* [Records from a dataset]
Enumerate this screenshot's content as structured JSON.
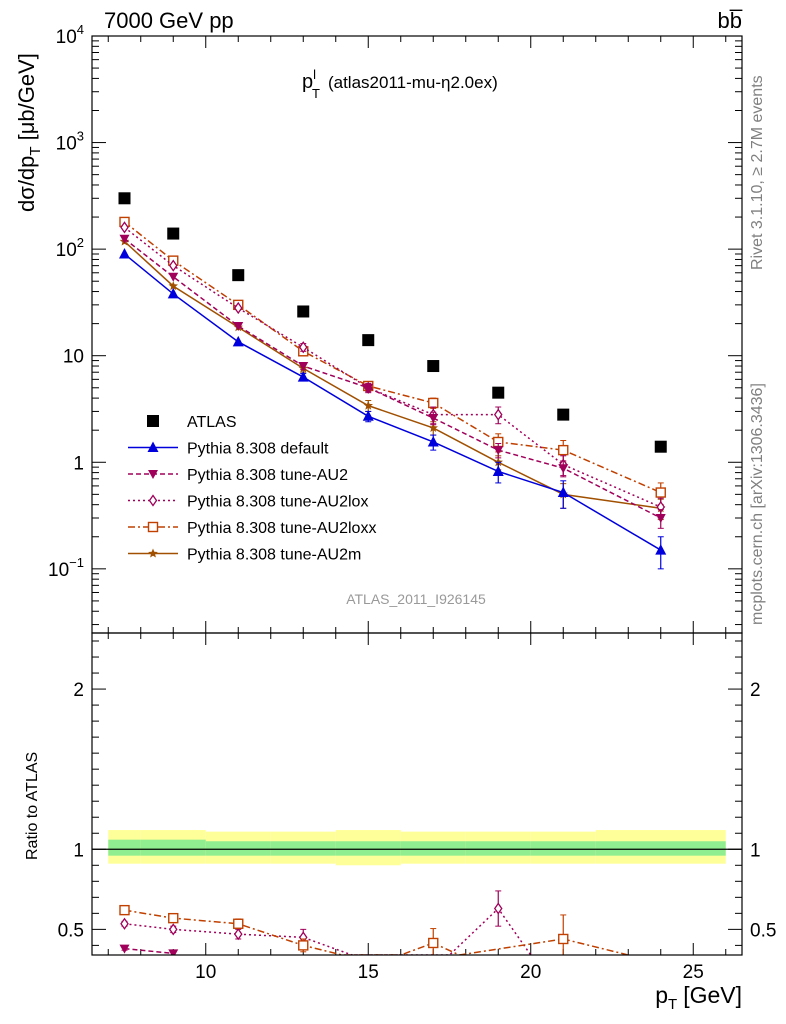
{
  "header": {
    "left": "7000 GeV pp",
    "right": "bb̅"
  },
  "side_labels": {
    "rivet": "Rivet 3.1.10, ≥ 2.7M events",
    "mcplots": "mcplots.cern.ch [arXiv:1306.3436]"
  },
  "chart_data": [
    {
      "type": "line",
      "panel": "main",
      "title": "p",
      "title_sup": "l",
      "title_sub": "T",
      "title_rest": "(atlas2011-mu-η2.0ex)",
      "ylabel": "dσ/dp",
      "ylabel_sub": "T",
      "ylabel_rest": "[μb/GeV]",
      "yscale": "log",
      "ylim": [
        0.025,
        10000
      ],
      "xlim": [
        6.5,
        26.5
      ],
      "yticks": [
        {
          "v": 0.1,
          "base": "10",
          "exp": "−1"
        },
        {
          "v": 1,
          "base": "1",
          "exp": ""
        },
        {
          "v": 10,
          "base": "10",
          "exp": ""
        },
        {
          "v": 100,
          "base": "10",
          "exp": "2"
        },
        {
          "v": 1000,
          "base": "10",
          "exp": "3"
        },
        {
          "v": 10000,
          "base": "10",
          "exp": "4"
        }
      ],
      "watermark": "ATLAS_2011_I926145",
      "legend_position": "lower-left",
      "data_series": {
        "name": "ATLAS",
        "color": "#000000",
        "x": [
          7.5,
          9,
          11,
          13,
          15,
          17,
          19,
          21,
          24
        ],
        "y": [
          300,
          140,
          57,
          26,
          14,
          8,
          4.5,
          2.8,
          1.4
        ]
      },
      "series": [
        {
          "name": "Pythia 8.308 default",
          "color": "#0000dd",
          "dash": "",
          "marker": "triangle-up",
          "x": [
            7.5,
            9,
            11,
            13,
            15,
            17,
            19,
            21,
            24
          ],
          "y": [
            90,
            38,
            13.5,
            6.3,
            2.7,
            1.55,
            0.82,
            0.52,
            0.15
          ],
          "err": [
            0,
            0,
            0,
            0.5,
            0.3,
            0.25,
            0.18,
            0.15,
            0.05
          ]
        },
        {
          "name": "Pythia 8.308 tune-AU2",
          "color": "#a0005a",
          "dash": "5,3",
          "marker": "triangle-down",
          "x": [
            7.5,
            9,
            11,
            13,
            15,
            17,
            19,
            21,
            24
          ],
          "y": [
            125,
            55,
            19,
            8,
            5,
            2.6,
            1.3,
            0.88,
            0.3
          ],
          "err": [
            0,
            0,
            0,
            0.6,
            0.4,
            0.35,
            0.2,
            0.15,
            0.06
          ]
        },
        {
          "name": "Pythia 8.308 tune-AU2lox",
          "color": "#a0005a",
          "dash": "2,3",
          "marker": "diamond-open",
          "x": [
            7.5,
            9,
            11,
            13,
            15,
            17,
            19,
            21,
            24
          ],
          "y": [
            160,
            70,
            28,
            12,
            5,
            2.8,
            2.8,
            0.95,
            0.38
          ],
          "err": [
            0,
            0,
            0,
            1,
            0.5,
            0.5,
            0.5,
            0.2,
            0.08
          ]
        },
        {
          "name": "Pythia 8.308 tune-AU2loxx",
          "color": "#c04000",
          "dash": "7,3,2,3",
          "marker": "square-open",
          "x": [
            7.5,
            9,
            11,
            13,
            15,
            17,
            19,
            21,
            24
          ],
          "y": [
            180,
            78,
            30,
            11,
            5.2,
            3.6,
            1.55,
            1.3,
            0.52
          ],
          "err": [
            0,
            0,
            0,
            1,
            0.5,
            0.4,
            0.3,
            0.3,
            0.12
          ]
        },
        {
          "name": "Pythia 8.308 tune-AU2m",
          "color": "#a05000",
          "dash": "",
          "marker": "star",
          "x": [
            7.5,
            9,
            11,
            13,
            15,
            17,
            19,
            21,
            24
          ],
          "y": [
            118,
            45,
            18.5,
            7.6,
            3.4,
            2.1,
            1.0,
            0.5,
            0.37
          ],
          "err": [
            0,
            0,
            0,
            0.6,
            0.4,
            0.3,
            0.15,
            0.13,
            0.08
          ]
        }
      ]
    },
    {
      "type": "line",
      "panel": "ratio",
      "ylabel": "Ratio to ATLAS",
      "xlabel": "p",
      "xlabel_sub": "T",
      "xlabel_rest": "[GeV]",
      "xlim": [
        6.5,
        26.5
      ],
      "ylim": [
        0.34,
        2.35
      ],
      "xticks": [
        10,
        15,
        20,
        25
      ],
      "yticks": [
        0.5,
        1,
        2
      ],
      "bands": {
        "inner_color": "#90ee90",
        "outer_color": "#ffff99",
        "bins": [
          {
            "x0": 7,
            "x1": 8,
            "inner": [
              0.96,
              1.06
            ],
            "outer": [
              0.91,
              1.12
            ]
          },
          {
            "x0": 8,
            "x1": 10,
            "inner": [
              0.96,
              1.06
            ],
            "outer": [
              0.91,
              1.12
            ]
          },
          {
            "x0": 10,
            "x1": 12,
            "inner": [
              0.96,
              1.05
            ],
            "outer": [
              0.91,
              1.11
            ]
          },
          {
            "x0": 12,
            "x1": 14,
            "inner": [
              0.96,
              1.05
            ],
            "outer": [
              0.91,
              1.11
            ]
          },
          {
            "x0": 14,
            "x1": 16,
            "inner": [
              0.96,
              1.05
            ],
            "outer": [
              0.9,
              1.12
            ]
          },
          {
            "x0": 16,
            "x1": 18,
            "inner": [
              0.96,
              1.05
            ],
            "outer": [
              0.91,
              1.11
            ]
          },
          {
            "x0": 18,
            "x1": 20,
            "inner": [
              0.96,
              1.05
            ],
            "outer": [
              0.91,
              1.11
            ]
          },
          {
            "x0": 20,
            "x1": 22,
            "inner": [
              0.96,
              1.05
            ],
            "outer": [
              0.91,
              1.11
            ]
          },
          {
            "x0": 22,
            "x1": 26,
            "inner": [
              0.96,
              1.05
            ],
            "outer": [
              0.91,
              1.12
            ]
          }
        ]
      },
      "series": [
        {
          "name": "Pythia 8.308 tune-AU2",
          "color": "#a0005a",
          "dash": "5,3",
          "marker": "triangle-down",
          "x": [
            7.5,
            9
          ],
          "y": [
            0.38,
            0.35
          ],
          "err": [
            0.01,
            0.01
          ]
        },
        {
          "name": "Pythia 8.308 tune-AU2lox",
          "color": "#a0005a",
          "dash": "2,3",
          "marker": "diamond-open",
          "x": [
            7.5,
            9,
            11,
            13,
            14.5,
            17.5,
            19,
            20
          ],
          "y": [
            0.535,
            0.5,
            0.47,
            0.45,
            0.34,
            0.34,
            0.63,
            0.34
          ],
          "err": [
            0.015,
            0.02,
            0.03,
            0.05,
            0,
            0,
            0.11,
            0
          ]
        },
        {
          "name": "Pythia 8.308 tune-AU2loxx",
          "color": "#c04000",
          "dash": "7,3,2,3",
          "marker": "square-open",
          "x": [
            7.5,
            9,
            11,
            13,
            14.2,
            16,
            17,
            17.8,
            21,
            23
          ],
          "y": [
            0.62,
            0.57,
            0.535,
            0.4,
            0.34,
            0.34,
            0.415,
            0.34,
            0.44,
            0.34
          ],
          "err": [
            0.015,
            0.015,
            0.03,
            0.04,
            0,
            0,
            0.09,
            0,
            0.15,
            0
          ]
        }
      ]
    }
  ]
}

* [TASK DESCRIPTION]
Repeat the listing above exactly, with no pictures.

* [FINISHED ANSWER]
Enumerate this screenshot's content as structured JSON.
{
  "header": {
    "left": "7000 GeV pp",
    "right": "bb̅"
  },
  "side_labels": {
    "rivet": "Rivet 3.1.10, ≥ 2.7M events",
    "mcplots": "mcplots.cern.ch [arXiv:1306.3436]"
  },
  "chart_data": [
    {
      "type": "line",
      "panel": "main",
      "title": "p",
      "title_sup": "l",
      "title_sub": "T",
      "title_rest": "(atlas2011-mu-η2.0ex)",
      "ylabel": "dσ/dp",
      "ylabel_sub": "T",
      "ylabel_rest": "[μb/GeV]",
      "yscale": "log",
      "ylim": [
        0.025,
        10000
      ],
      "xlim": [
        6.5,
        26.5
      ],
      "yticks": [
        {
          "v": 0.1,
          "base": "10",
          "exp": "−1"
        },
        {
          "v": 1,
          "base": "1",
          "exp": ""
        },
        {
          "v": 10,
          "base": "10",
          "exp": ""
        },
        {
          "v": 100,
          "base": "10",
          "exp": "2"
        },
        {
          "v": 1000,
          "base": "10",
          "exp": "3"
        },
        {
          "v": 10000,
          "base": "10",
          "exp": "4"
        }
      ],
      "watermark": "ATLAS_2011_I926145",
      "legend_position": "lower-left",
      "data_series": {
        "name": "ATLAS",
        "color": "#000000",
        "x": [
          7.5,
          9,
          11,
          13,
          15,
          17,
          19,
          21,
          24
        ],
        "y": [
          300,
          140,
          57,
          26,
          14,
          8,
          4.5,
          2.8,
          1.4
        ]
      },
      "series": [
        {
          "name": "Pythia 8.308 default",
          "color": "#0000dd",
          "dash": "",
          "marker": "triangle-up",
          "x": [
            7.5,
            9,
            11,
            13,
            15,
            17,
            19,
            21,
            24
          ],
          "y": [
            90,
            38,
            13.5,
            6.3,
            2.7,
            1.55,
            0.82,
            0.52,
            0.15
          ],
          "err": [
            0,
            0,
            0,
            0.5,
            0.3,
            0.25,
            0.18,
            0.15,
            0.05
          ]
        },
        {
          "name": "Pythia 8.308 tune-AU2",
          "color": "#a0005a",
          "dash": "5,3",
          "marker": "triangle-down",
          "x": [
            7.5,
            9,
            11,
            13,
            15,
            17,
            19,
            21,
            24
          ],
          "y": [
            125,
            55,
            19,
            8,
            5,
            2.6,
            1.3,
            0.88,
            0.3
          ],
          "err": [
            0,
            0,
            0,
            0.6,
            0.4,
            0.35,
            0.2,
            0.15,
            0.06
          ]
        },
        {
          "name": "Pythia 8.308 tune-AU2lox",
          "color": "#a0005a",
          "dash": "2,3",
          "marker": "diamond-open",
          "x": [
            7.5,
            9,
            11,
            13,
            15,
            17,
            19,
            21,
            24
          ],
          "y": [
            160,
            70,
            28,
            12,
            5,
            2.8,
            2.8,
            0.95,
            0.38
          ],
          "err": [
            0,
            0,
            0,
            1,
            0.5,
            0.5,
            0.5,
            0.2,
            0.08
          ]
        },
        {
          "name": "Pythia 8.308 tune-AU2loxx",
          "color": "#c04000",
          "dash": "7,3,2,3",
          "marker": "square-open",
          "x": [
            7.5,
            9,
            11,
            13,
            15,
            17,
            19,
            21,
            24
          ],
          "y": [
            180,
            78,
            30,
            11,
            5.2,
            3.6,
            1.55,
            1.3,
            0.52
          ],
          "err": [
            0,
            0,
            0,
            1,
            0.5,
            0.4,
            0.3,
            0.3,
            0.12
          ]
        },
        {
          "name": "Pythia 8.308 tune-AU2m",
          "color": "#a05000",
          "dash": "",
          "marker": "star",
          "x": [
            7.5,
            9,
            11,
            13,
            15,
            17,
            19,
            21,
            24
          ],
          "y": [
            118,
            45,
            18.5,
            7.6,
            3.4,
            2.1,
            1.0,
            0.5,
            0.37
          ],
          "err": [
            0,
            0,
            0,
            0.6,
            0.4,
            0.3,
            0.15,
            0.13,
            0.08
          ]
        }
      ]
    },
    {
      "type": "line",
      "panel": "ratio",
      "ylabel": "Ratio to ATLAS",
      "xlabel": "p",
      "xlabel_sub": "T",
      "xlabel_rest": "[GeV]",
      "xlim": [
        6.5,
        26.5
      ],
      "ylim": [
        0.34,
        2.35
      ],
      "xticks": [
        10,
        15,
        20,
        25
      ],
      "yticks": [
        0.5,
        1,
        2
      ],
      "bands": {
        "inner_color": "#90ee90",
        "outer_color": "#ffff99",
        "bins": [
          {
            "x0": 7,
            "x1": 8,
            "inner": [
              0.96,
              1.06
            ],
            "outer": [
              0.91,
              1.12
            ]
          },
          {
            "x0": 8,
            "x1": 10,
            "inner": [
              0.96,
              1.06
            ],
            "outer": [
              0.91,
              1.12
            ]
          },
          {
            "x0": 10,
            "x1": 12,
            "inner": [
              0.96,
              1.05
            ],
            "outer": [
              0.91,
              1.11
            ]
          },
          {
            "x0": 12,
            "x1": 14,
            "inner": [
              0.96,
              1.05
            ],
            "outer": [
              0.91,
              1.11
            ]
          },
          {
            "x0": 14,
            "x1": 16,
            "inner": [
              0.96,
              1.05
            ],
            "outer": [
              0.9,
              1.12
            ]
          },
          {
            "x0": 16,
            "x1": 18,
            "inner": [
              0.96,
              1.05
            ],
            "outer": [
              0.91,
              1.11
            ]
          },
          {
            "x0": 18,
            "x1": 20,
            "inner": [
              0.96,
              1.05
            ],
            "outer": [
              0.91,
              1.11
            ]
          },
          {
            "x0": 20,
            "x1": 22,
            "inner": [
              0.96,
              1.05
            ],
            "outer": [
              0.91,
              1.11
            ]
          },
          {
            "x0": 22,
            "x1": 26,
            "inner": [
              0.96,
              1.05
            ],
            "outer": [
              0.91,
              1.12
            ]
          }
        ]
      },
      "series": [
        {
          "name": "Pythia 8.308 tune-AU2",
          "color": "#a0005a",
          "dash": "5,3",
          "marker": "triangle-down",
          "x": [
            7.5,
            9
          ],
          "y": [
            0.38,
            0.35
          ],
          "err": [
            0.01,
            0.01
          ]
        },
        {
          "name": "Pythia 8.308 tune-AU2lox",
          "color": "#a0005a",
          "dash": "2,3",
          "marker": "diamond-open",
          "x": [
            7.5,
            9,
            11,
            13,
            14.5,
            17.5,
            19,
            20
          ],
          "y": [
            0.535,
            0.5,
            0.47,
            0.45,
            0.34,
            0.34,
            0.63,
            0.34
          ],
          "err": [
            0.015,
            0.02,
            0.03,
            0.05,
            0,
            0,
            0.11,
            0
          ]
        },
        {
          "name": "Pythia 8.308 tune-AU2loxx",
          "color": "#c04000",
          "dash": "7,3,2,3",
          "marker": "square-open",
          "x": [
            7.5,
            9,
            11,
            13,
            14.2,
            16,
            17,
            17.8,
            21,
            23
          ],
          "y": [
            0.62,
            0.57,
            0.535,
            0.4,
            0.34,
            0.34,
            0.415,
            0.34,
            0.44,
            0.34
          ],
          "err": [
            0.015,
            0.015,
            0.03,
            0.04,
            0,
            0,
            0.09,
            0,
            0.15,
            0
          ]
        }
      ]
    }
  ]
}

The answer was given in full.